Provided material:
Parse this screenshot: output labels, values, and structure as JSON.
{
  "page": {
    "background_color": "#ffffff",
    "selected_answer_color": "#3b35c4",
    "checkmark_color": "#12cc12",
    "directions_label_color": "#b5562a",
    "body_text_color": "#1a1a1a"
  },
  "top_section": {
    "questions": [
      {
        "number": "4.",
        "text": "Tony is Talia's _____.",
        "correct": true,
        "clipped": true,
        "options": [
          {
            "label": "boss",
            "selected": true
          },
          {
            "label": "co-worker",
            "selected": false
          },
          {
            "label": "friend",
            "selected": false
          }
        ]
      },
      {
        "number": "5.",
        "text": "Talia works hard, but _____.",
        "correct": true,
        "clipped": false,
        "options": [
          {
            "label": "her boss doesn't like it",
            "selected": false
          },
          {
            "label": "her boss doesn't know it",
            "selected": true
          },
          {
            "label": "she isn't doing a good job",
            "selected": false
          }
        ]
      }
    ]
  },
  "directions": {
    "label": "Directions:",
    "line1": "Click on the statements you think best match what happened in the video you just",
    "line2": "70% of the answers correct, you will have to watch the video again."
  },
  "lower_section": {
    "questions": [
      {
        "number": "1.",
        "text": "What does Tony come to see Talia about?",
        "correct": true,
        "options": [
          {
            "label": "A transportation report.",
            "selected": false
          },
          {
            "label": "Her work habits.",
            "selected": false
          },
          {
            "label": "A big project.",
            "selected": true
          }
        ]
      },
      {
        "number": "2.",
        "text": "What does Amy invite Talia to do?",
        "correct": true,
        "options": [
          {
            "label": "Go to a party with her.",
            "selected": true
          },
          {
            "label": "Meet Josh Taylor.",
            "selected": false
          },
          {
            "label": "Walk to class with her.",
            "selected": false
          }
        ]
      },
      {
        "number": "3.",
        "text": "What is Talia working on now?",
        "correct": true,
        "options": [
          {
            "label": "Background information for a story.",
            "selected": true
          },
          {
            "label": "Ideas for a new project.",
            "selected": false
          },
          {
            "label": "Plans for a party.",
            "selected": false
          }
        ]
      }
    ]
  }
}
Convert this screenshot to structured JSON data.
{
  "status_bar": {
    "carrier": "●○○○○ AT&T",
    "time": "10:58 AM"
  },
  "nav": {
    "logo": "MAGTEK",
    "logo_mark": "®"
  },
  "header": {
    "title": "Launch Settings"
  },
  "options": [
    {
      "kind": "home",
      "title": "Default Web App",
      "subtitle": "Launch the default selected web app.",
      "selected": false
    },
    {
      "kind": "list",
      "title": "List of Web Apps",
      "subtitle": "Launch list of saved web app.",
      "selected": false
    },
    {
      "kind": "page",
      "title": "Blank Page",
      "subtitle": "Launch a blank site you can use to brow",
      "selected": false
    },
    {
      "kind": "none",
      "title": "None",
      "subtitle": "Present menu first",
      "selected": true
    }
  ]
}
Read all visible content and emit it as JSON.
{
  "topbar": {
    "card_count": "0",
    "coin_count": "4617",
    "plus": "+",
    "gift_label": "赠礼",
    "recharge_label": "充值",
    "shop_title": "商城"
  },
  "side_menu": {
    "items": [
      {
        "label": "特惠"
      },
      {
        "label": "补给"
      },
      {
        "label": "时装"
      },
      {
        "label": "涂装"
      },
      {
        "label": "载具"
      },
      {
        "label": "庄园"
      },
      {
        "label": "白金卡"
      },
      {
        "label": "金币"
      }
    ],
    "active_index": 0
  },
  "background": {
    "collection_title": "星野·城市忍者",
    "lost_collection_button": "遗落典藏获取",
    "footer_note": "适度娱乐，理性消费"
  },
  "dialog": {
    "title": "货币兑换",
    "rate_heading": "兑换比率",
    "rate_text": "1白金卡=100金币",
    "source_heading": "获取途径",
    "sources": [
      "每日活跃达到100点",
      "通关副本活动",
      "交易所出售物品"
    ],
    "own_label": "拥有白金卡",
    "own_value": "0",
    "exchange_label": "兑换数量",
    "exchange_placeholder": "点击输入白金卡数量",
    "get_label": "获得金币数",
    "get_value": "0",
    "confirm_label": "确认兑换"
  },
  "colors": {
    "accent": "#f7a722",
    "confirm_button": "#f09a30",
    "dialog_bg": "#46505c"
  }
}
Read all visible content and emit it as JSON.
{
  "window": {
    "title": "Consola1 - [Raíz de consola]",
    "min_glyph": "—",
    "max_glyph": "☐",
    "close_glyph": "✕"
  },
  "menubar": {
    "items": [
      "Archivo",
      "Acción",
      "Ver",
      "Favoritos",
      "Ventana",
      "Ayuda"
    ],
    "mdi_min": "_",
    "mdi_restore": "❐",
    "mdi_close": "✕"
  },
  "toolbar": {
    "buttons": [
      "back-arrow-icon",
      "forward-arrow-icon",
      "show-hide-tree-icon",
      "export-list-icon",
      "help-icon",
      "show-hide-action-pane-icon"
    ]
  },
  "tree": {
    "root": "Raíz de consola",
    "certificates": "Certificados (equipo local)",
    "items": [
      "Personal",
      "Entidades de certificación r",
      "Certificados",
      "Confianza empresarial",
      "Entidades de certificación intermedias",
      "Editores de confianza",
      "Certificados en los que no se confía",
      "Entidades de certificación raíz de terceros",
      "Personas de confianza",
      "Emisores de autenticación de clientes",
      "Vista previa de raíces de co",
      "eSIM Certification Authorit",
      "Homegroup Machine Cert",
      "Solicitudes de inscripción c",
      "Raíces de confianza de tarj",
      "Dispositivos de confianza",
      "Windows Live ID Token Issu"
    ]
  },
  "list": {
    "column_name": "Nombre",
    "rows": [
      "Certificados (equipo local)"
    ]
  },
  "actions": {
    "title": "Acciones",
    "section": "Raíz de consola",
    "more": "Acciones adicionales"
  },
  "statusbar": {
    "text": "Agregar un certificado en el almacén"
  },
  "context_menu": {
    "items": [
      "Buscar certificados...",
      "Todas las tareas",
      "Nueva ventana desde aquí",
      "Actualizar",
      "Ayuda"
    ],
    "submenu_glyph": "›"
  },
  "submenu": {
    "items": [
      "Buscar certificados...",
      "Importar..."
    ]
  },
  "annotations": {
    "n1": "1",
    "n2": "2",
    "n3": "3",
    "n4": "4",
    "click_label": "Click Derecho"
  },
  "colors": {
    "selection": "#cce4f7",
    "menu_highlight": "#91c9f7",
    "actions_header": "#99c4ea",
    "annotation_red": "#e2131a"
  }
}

Aim:
Retype all the records, matching them exactly.

Written response:
Parse this screenshot: output labels, values, and structure as JSON.
{
  "page": {
    "background_color": "#ffffff",
    "selected_answer_color": "#3b35c4",
    "checkmark_color": "#12cc12",
    "directions_label_color": "#b5562a",
    "body_text_color": "#1a1a1a"
  },
  "top_section": {
    "questions": [
      {
        "number": "4.",
        "text": "Tony is Talia's _____.",
        "correct": true,
        "clipped": true,
        "options": [
          {
            "label": "boss",
            "selected": true
          },
          {
            "label": "co-worker",
            "selected": false
          },
          {
            "label": "friend",
            "selected": false
          }
        ]
      },
      {
        "number": "5.",
        "text": "Talia works hard, but _____.",
        "correct": true,
        "clipped": false,
        "options": [
          {
            "label": "her boss doesn't like it",
            "selected": false
          },
          {
            "label": "her boss doesn't know it",
            "selected": true
          },
          {
            "label": "she isn't doing a good job",
            "selected": false
          }
        ]
      }
    ]
  },
  "directions": {
    "label": "Directions:",
    "line1": "Click on the statements you think best match what happened in the video you just",
    "line2": "70% of the answers correct, you will have to watch the video again."
  },
  "lower_section": {
    "questions": [
      {
        "number": "1.",
        "text": "What does Tony come to see Talia about?",
        "correct": true,
        "options": [
          {
            "label": "A transportation report.",
            "selected": false
          },
          {
            "label": "Her work habits.",
            "selected": false
          },
          {
            "label": "A big project.",
            "selected": true
          }
        ]
      },
      {
        "number": "2.",
        "text": "What does Amy invite Talia to do?",
        "correct": true,
        "options": [
          {
            "label": "Go to a party with her.",
            "selected": true
          },
          {
            "label": "Meet Josh Taylor.",
            "selected": false
          },
          {
            "label": "Walk to class with her.",
            "selected": false
          }
        ]
      },
      {
        "number": "3.",
        "text": "What is Talia working on now?",
        "correct": true,
        "options": [
          {
            "label": "Background information for a story.",
            "selected": true
          },
          {
            "label": "Ideas for a new project.",
            "selected": false
          },
          {
            "label": "Plans for a party.",
            "selected": false
          }
        ]
      }
    ]
  }
}
Convert this screenshot to structured JSON data.
{
  "status_bar": {
    "carrier": "●○○○○ AT&T",
    "time": "10:58 AM"
  },
  "nav": {
    "logo": "MAGTEK",
    "logo_mark": "®"
  },
  "header": {
    "title": "Launch Settings"
  },
  "options": [
    {
      "kind": "home",
      "title": "Default Web App",
      "subtitle": "Launch the default selected web app.",
      "selected": false
    },
    {
      "kind": "list",
      "title": "List of Web Apps",
      "subtitle": "Launch list of saved web app.",
      "selected": false
    },
    {
      "kind": "page",
      "title": "Blank Page",
      "subtitle": "Launch a blank site you can use to brow",
      "selected": false
    },
    {
      "kind": "none",
      "title": "None",
      "subtitle": "Present menu first",
      "selected": true
    }
  ]
}
Read all visible content and emit it as JSON.
{
  "topbar": {
    "card_count": "0",
    "coin_count": "4617",
    "plus": "+",
    "gift_label": "赠礼",
    "recharge_label": "充值",
    "shop_title": "商城"
  },
  "side_menu": {
    "items": [
      {
        "label": "特惠"
      },
      {
        "label": "补给"
      },
      {
        "label": "时装"
      },
      {
        "label": "涂装"
      },
      {
        "label": "载具"
      },
      {
        "label": "庄园"
      },
      {
        "label": "白金卡"
      },
      {
        "label": "金币"
      }
    ],
    "active_index": 0
  },
  "background": {
    "collection_title": "星野·城市忍者",
    "lost_collection_button": "遗落典藏获取",
    "footer_note": "适度娱乐，理性消费"
  },
  "dialog": {
    "title": "货币兑换",
    "rate_heading": "兑换比率",
    "rate_text": "1白金卡=100金币",
    "source_heading": "获取途径",
    "sources": [
      "每日活跃达到100点",
      "通关副本活动",
      "交易所出售物品"
    ],
    "own_label": "拥有白金卡",
    "own_value": "0",
    "exchange_label": "兑换数量",
    "exchange_placeholder": "点击输入白金卡数量",
    "get_label": "获得金币数",
    "get_value": "0",
    "confirm_label": "确认兑换"
  },
  "colors": {
    "accent": "#f7a722",
    "confirm_button": "#f09a30",
    "dialog_bg": "#46505c"
  }
}
Read all visible content and emit it as JSON.
{
  "window": {
    "title": "Consola1 - [Raíz de consola]",
    "min_glyph": "—",
    "max_glyph": "☐",
    "close_glyph": "✕"
  },
  "menubar": {
    "items": [
      "Archivo",
      "Acción",
      "Ver",
      "Favoritos",
      "Ventana",
      "Ayuda"
    ],
    "mdi_min": "_",
    "mdi_restore": "❐",
    "mdi_close": "✕"
  },
  "toolbar": {
    "buttons": [
      "back-arrow-icon",
      "forward-arrow-icon",
      "show-hide-tree-icon",
      "export-list-icon",
      "help-icon",
      "show-hide-action-pane-icon"
    ]
  },
  "tree": {
    "root": "Raíz de consola",
    "certificates": "Certificados (equipo local)",
    "items": [
      "Personal",
      "Entidades de certificación r",
      "Certificados",
      "Confianza empresarial",
      "Entidades de certificación intermedias",
      "Editores de confianza",
      "Certificados en los que no se confía",
      "Entidades de certificación raíz de terceros",
      "Personas de confianza",
      "Emisores de autenticación de clientes",
      "Vista previa de raíces de co",
      "eSIM Certification Authorit",
      "Homegroup Machine Cert",
      "Solicitudes de inscripción c",
      "Raíces de confianza de tarj",
      "Dispositivos de confianza",
      "Windows Live ID Token Issu"
    ]
  },
  "list": {
    "column_name": "Nombre",
    "rows": [
      "Certificados (equipo local)"
    ]
  },
  "actions": {
    "title": "Acciones",
    "section": "Raíz de consola",
    "more": "Acciones adicionales"
  },
  "statusbar": {
    "text": "Agregar un certificado en el almacén"
  },
  "context_menu": {
    "items": [
      "Buscar certificados...",
      "Todas las tareas",
      "Nueva ventana desde aquí",
      "Actualizar",
      "Ayuda"
    ],
    "submenu_glyph": "›"
  },
  "submenu": {
    "items": [
      "Buscar certificados...",
      "Importar..."
    ]
  },
  "annotations": {
    "n1": "1",
    "n2": "2",
    "n3": "3",
    "n4": "4",
    "click_label": "Click Derecho"
  },
  "colors": {
    "selection": "#cce4f7",
    "menu_highlight": "#91c9f7",
    "actions_header": "#99c4ea",
    "annotation_red": "#e2131a"
  }
}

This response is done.